THE DATA>
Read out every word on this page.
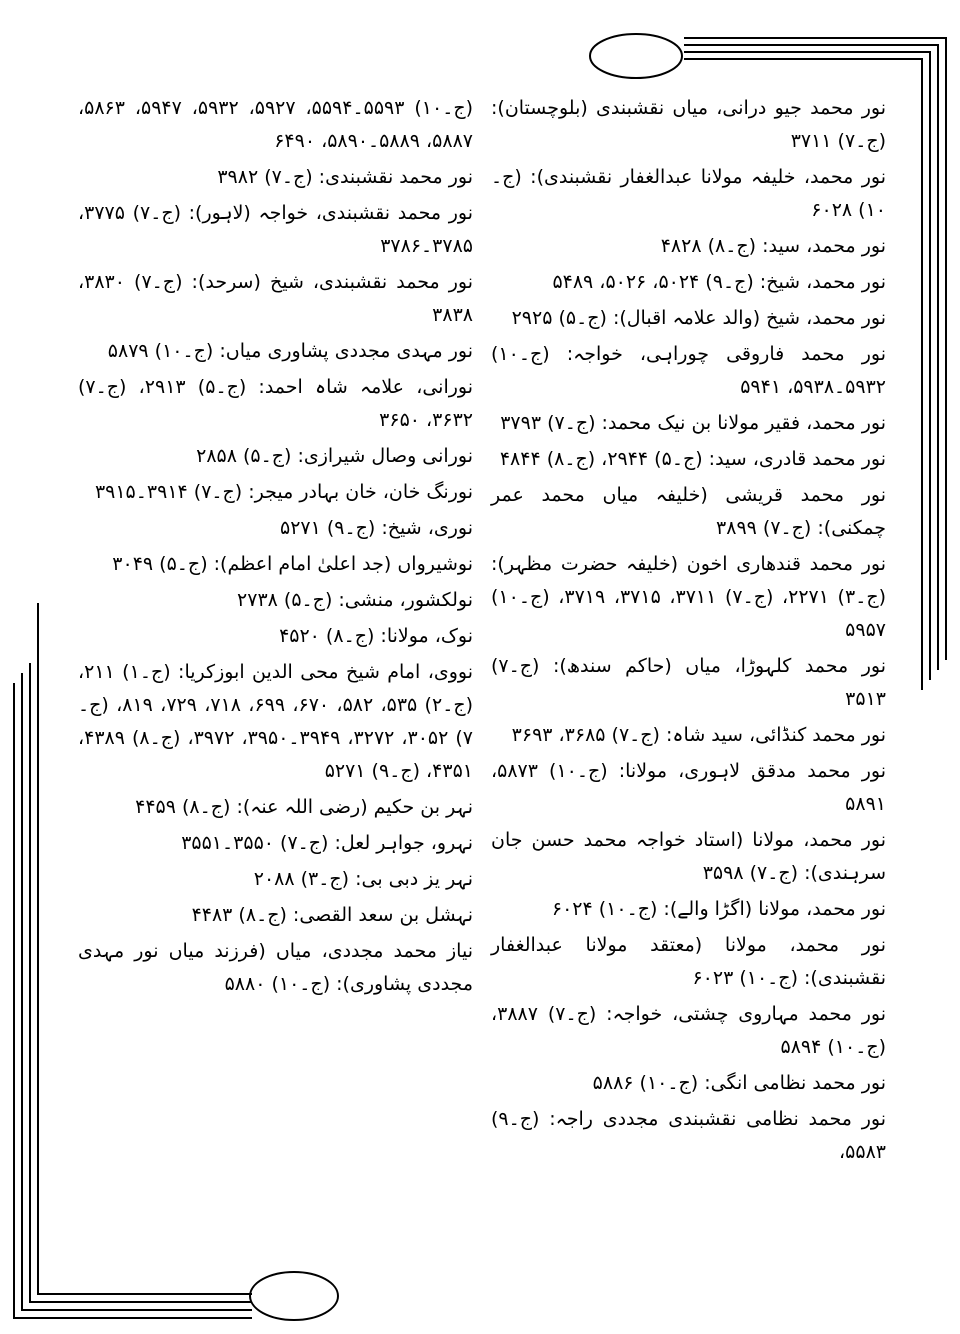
نور محمد جیو درانی، میاں نقشبندی (بلوچستان): (ج۔۷) ۳۷۱۱

نور محمد، خلیفہ مولانا عبدالغفار نقشبندی): (ج۔۱۰) ۶۰۲۸

نور محمد، سید: (ج۔۸) ۴۸۲۸

نور محمد، شیخ: (ج۔۹) ۵۰۲۴، ۵۰۲۶، ۵۴۸۹

نور محمد، شیخ (والد علامہ اقبال): (ج۔۵) ۲۹۲۵

نور محمد فاروقی چوراہی، خواجہ: (ج۔۱۰) ۵۹۳۲۔۵۹۳۸، ۵۹۴۱

نور محمد، فقیر مولانا بن نیک محمد: (ج۔۷) ۳۷۹۳

نور محمد قادری، سید: (ج۔۵) ۲۹۴۴، (ج۔۸) ۴۸۴۴

نور محمد قریشی (خلیفہ میاں محمد عمر چمکنی): (ج۔۷) ۳۸۹۹

نور محمد قندھاری اخون (خلیفہ حضرت مظہر): (ج۔۳) ۲۲۷۱، (ج۔۷) ۳۷۱۱، ۳۷۱۵، ۳۷۱۹، (ج۔۱۰) ۵۹۵۷

نور محمد کلہوڑا، میاں (حاکم سندھ): (ج۔۷) ۳۵۱۳

نور محمد کنڈائی، سید شاہ: (ج۔۷) ۳۶۸۵، ۳۶۹۳

نور محمد مدقق لاہوری، مولانا: (ج۔۱۰) ۵۸۷۳، ۵۸۹۱

نور محمد، مولانا (استاد خواجہ محمد حسن جان سرہندی): (ج۔۷) ۳۵۹۸

نور محمد، مولانا (اگڑا والے): (ج۔۱۰) ۶۰۲۴

نور محمد، مولانا (معتقد مولانا عبدالغفار نقشبندی): (ج۔۱۰) ۶۰۲۳

نور محمد مہاروی چشتی، خواجہ: (ج۔۷) ۳۸۸۷، (ج۔۱۰) ۵۸۹۴

نور محمد نظامی انگی: (ج۔۱۰) ۵۸۸۶

نور محمد نظامی نقشبندی مجددی راجہ: (ج۔۹) ۵۵۸۳،

(ج۔۱۰) ۵۵۹۳۔۵۵۹۴، ۵۹۲۷، ۵۹۳۲، ۵۹۴۷، ۵۸۶۳، ۵۸۸۷، ۵۸۸۹۔۵۸۹۰، ۶۴۹۰

نور محمد نقشبندی: (ج۔۷) ۳۹۸۲

نور محمد نقشبندی، خواجہ (لاہور): (ج۔۷) ۳۷۷۵، ۳۷۸۵۔۳۷۸۶

نور محمد نقشبندی، شیخ (سرحد): (ج۔۷) ۳۸۳۰، ۳۸۳۸

نور مہدی مجددی پشاوری میاں: (ج۔۱۰) ۵۸۷۹

نورانی، علامہ شاہ احمد: (ج۔۵) ۲۹۱۳، (ج۔۷) ۳۶۳۲، ۳۶۵۰

نورانی وصال شیرازی: (ج۔۵) ۲۸۵۸

نورنگ خان، خان بہادر میجر: (ج۔۷) ۳۹۱۴۔۳۹۱۵

نوری، شیخ: (ج۔۹) ۵۲۷۱

نوشیرواں (جد اعلیٰ امام اعظم): (ج۔۵) ۳۰۴۹

نولکشور، منشی: (ج۔۵) ۲۷۳۸

نوک، مولانا: (ج۔۸) ۴۵۲۰

نووی، امام شیخ محی الدین ابوزکریا: (ج۔۱) ۲۱۱، (ج۔۲) ۵۳۵، ۵۸۲، ۶۷۰، ۶۹۹، ۷۱۸، ۷۲۹، ۸۱۹، (ج۔۷) ۳۰۵۲، ۳۲۷۲، ۳۹۴۹۔۳۹۵۰، ۳۹۷۲، (ج۔۸) ۴۳۸۹، ۴۳۵۱، (ج۔۹) ۵۲۷۱

نہر بن حکیم (رضی اللہ عنہ): (ج۔۸) ۴۴۵۹

نہرو، جواہر لعل: (ج۔۷) ۳۵۵۰۔۳۵۵۱

نہر یز دبی بی: (ج۔۳) ۲۰۸۸

نہشل بن سعد القصی: (ج۔۸) ۴۴۸۳

نیاز محمد مجددی، میاں (فرزند میاں نور مہدی مجددی پشاوری): (ج۔۱۰) ۵۸۸۰
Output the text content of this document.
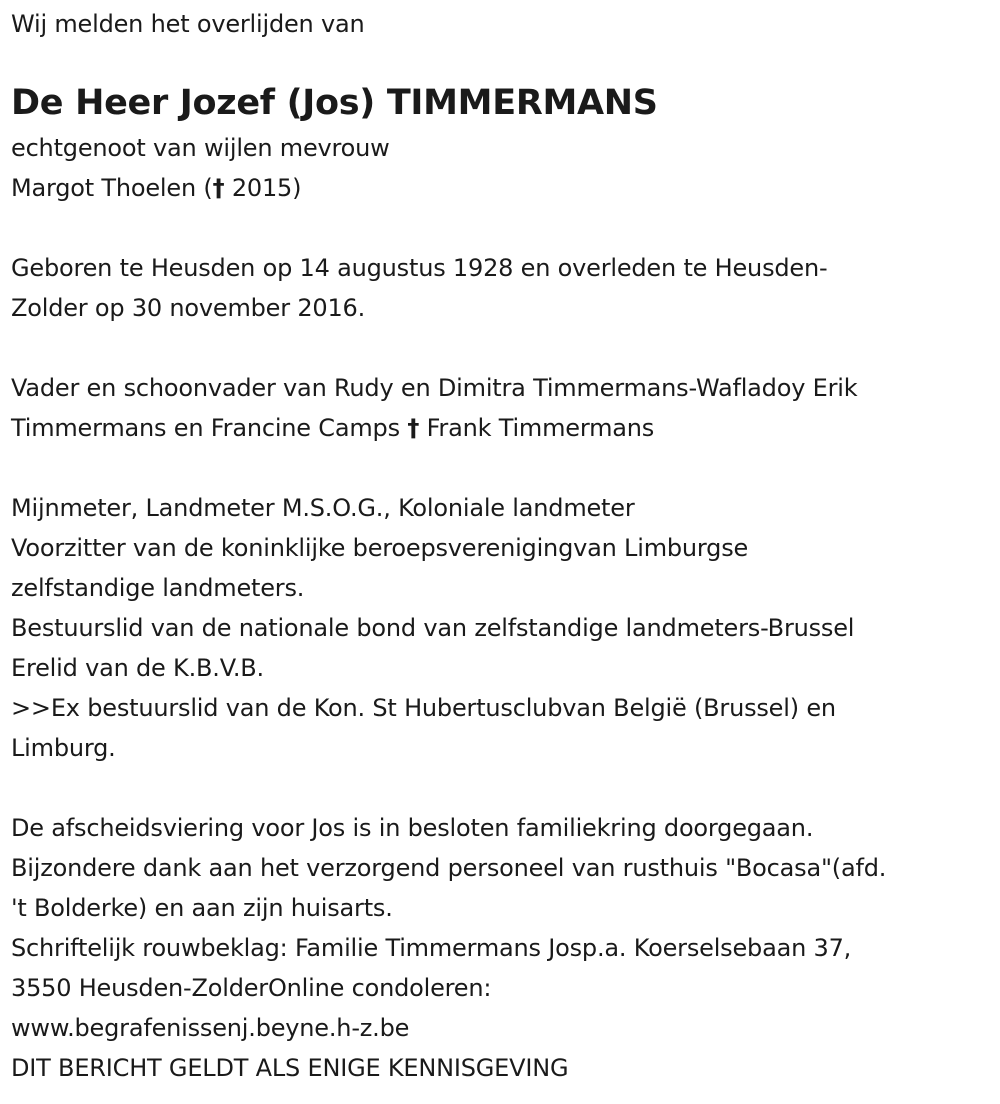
Wij melden het overlijden van
De Heer Jozef (Jos) TIMMERMANS
echtgenoot van wijlen mevrouw
Margot Thoelen († 2015)
Geboren te Heusden op 14 augustus 1928 en overleden te Heusden-
Zolder op 30 november 2016.
Vader en schoonvader van Rudy en Dimitra Timmermans-Wafladoy Erik
Timmermans en Francine Camps † Frank Timmermans
Mijnmeter, Landmeter M.S.O.G., Koloniale landmeter
Voorzitter van de koninklijke beroepsverenigingvan Limburgse
zelfstandige landmeters.
Bestuurslid van de nationale bond van zelfstandige landmeters-Brussel
Erelid van de K.B.V.B.
>>Ex bestuurslid van de Kon. St Hubertusclubvan België (Brussel) en
Limburg.
De afscheidsviering voor Jos is in besloten familiekring doorgegaan.
Bijzondere dank aan het verzorgend personeel van rusthuis "Bocasa"(afd.
't Bolderke) en aan zijn huisarts.
Schriftelijk rouwbeklag: Familie Timmermans Josp.a. Koerselsebaan 37,
3550 Heusden-ZolderOnline condoleren:
www.begrafenissenj.beyne.h-z.be
DIT BERICHT GELDT ALS ENIGE KENNISGEVING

TASK INSTRUCTIONS> Leaving the pictures aside, transcribe the entire listing exactly.

TASK RESPONSE>
Read out every word on this page.
نور محمد جیو درانی، میاں نقشبندی (بلوچستان): (ج۔۷) ۳۷۱۱

نور محمد، خلیفہ مولانا عبدالغفار نقشبندی): (ج۔۱۰) ۶۰۲۸

نور محمد، سید: (ج۔۸) ۴۸۲۸

نور محمد، شیخ: (ج۔۹) ۵۰۲۴، ۵۰۲۶، ۵۴۸۹

نور محمد، شیخ (والد علامہ اقبال): (ج۔۵) ۲۹۲۵

نور محمد فاروقی چوراہی، خواجہ: (ج۔۱۰) ۵۹۳۲۔۵۹۳۸، ۵۹۴۱

نور محمد، فقیر مولانا بن نیک محمد: (ج۔۷) ۳۷۹۳

نور محمد قادری، سید: (ج۔۵) ۲۹۴۴، (ج۔۸) ۴۸۴۴

نور محمد قریشی (خلیفہ میاں محمد عمر چمکنی): (ج۔۷) ۳۸۹۹

نور محمد قندھاری اخون (خلیفہ حضرت مظہر): (ج۔۳) ۲۲۷۱، (ج۔۷) ۳۷۱۱، ۳۷۱۵، ۳۷۱۹، (ج۔۱۰) ۵۹۵۷

نور محمد کلہوڑا، میاں (حاکم سندھ): (ج۔۷) ۳۵۱۳

نور محمد کنڈائی، سید شاہ: (ج۔۷) ۳۶۸۵، ۳۶۹۳

نور محمد مدقق لاہوری، مولانا: (ج۔۱۰) ۵۸۷۳، ۵۸۹۱

نور محمد، مولانا (استاد خواجہ محمد حسن جان سرہندی): (ج۔۷) ۳۵۹۸

نور محمد، مولانا (اگڑا والے): (ج۔۱۰) ۶۰۲۴

نور محمد، مولانا (معتقد مولانا عبدالغفار نقشبندی): (ج۔۱۰) ۶۰۲۳

نور محمد مہاروی چشتی، خواجہ: (ج۔۷) ۳۸۸۷، (ج۔۱۰) ۵۸۹۴

نور محمد نظامی انگی: (ج۔۱۰) ۵۸۸۶

نور محمد نظامی نقشبندی مجددی راجہ: (ج۔۹) ۵۵۸۳،

(ج۔۱۰) ۵۵۹۳۔۵۵۹۴، ۵۹۲۷، ۵۹۳۲، ۵۹۴۷، ۵۸۶۳، ۵۸۸۷، ۵۸۸۹۔۵۸۹۰، ۶۴۹۰

نور محمد نقشبندی: (ج۔۷) ۳۹۸۲

نور محمد نقشبندی، خواجہ (لاہور): (ج۔۷) ۳۷۷۵، ۳۷۸۵۔۳۷۸۶

نور محمد نقشبندی، شیخ (سرحد): (ج۔۷) ۳۸۳۰، ۳۸۳۸

نور مہدی مجددی پشاوری میاں: (ج۔۱۰) ۵۸۷۹

نورانی، علامہ شاہ احمد: (ج۔۵) ۲۹۱۳، (ج۔۷) ۳۶۳۲، ۳۶۵۰

نورانی وصال شیرازی: (ج۔۵) ۲۸۵۸

نورنگ خان، خان بہادر میجر: (ج۔۷) ۳۹۱۴۔۳۹۱۵

نوری، شیخ: (ج۔۹) ۵۲۷۱

نوشیرواں (جد اعلیٰ امام اعظم): (ج۔۵) ۳۰۴۹

نولکشور، منشی: (ج۔۵) ۲۷۳۸

نوک، مولانا: (ج۔۸) ۴۵۲۰

نووی، امام شیخ محی الدین ابوزکریا: (ج۔۱) ۲۱۱، (ج۔۲) ۵۳۵، ۵۸۲، ۶۷۰، ۶۹۹، ۷۱۸، ۷۲۹، ۸۱۹، (ج۔۷) ۳۰۵۲، ۳۲۷۲، ۳۹۴۹۔۳۹۵۰، ۳۹۷۲، (ج۔۸) ۴۳۸۹، ۴۳۵۱، (ج۔۹) ۵۲۷۱

نہر بن حکیم (رضی اللہ عنہ): (ج۔۸) ۴۴۵۹

نہرو، جواہر لعل: (ج۔۷) ۳۵۵۰۔۳۵۵۱

نہر یز دبی بی: (ج۔۳) ۲۰۸۸

نہشل بن سعد القصی: (ج۔۸) ۴۴۸۳

نیاز محمد مجددی، میاں (فرزند میاں نور مہدی مجددی پشاوری): (ج۔۱۰) ۵۸۸۰
Output the text content of this document.
Wij melden het overlijden van
De Heer Jozef (Jos) TIMMERMANS
echtgenoot van wijlen mevrouw
Margot Thoelen († 2015)
Geboren te Heusden op 14 augustus 1928 en overleden te Heusden-
Zolder op 30 november 2016.
Vader en schoonvader van Rudy en Dimitra Timmermans-Wafladoy Erik
Timmermans en Francine Camps † Frank Timmermans
Mijnmeter, Landmeter M.S.O.G., Koloniale landmeter
Voorzitter van de koninklijke beroepsverenigingvan Limburgse
zelfstandige landmeters.
Bestuurslid van de nationale bond van zelfstandige landmeters-Brussel
Erelid van de K.B.V.B.
>>Ex bestuurslid van de Kon. St Hubertusclubvan België (Brussel) en
Limburg.
De afscheidsviering voor Jos is in besloten familiekring doorgegaan.
Bijzondere dank aan het verzorgend personeel van rusthuis "Bocasa"(afd.
't Bolderke) en aan zijn huisarts.
Schriftelijk rouwbeklag: Familie Timmermans Josp.a. Koerselsebaan 37,
3550 Heusden-ZolderOnline condoleren:
www.begrafenissenj.beyne.h-z.be
DIT BERICHT GELDT ALS ENIGE KENNISGEVING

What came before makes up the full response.